**Task details**
Check each line below for the word "Parteien" and give the number of lines that have it, nothing more.

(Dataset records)
⁂
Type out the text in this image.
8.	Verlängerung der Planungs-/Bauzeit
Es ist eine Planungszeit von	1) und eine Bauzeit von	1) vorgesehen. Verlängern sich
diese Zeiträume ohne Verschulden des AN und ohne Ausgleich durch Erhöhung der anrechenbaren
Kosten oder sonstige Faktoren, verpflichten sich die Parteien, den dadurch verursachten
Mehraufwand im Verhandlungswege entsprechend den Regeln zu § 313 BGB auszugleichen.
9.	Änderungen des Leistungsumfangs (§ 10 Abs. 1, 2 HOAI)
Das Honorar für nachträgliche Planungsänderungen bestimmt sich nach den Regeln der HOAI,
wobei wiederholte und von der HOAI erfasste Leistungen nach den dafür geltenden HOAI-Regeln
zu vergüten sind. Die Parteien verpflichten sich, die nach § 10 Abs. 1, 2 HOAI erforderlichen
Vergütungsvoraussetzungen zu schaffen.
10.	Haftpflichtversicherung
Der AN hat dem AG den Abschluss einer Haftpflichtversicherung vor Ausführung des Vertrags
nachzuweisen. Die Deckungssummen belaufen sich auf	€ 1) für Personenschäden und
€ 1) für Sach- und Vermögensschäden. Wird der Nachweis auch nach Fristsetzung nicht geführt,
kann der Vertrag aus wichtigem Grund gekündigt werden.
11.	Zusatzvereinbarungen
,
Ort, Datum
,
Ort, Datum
⁂
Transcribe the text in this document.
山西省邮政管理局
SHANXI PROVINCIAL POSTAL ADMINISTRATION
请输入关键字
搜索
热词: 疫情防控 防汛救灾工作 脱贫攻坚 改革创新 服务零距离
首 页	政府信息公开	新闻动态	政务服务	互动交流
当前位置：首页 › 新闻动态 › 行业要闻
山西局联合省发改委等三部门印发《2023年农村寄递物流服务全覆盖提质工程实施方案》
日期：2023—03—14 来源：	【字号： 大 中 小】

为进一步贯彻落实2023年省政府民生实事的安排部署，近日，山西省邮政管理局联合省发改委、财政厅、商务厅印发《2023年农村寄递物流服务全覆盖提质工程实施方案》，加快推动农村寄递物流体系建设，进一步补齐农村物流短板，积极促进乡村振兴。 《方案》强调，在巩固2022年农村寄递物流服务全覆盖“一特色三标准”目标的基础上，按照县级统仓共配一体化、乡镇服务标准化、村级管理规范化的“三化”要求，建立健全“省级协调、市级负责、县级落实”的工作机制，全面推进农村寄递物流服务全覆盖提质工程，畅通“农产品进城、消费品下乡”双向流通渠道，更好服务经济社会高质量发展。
⁂
**Task result**
2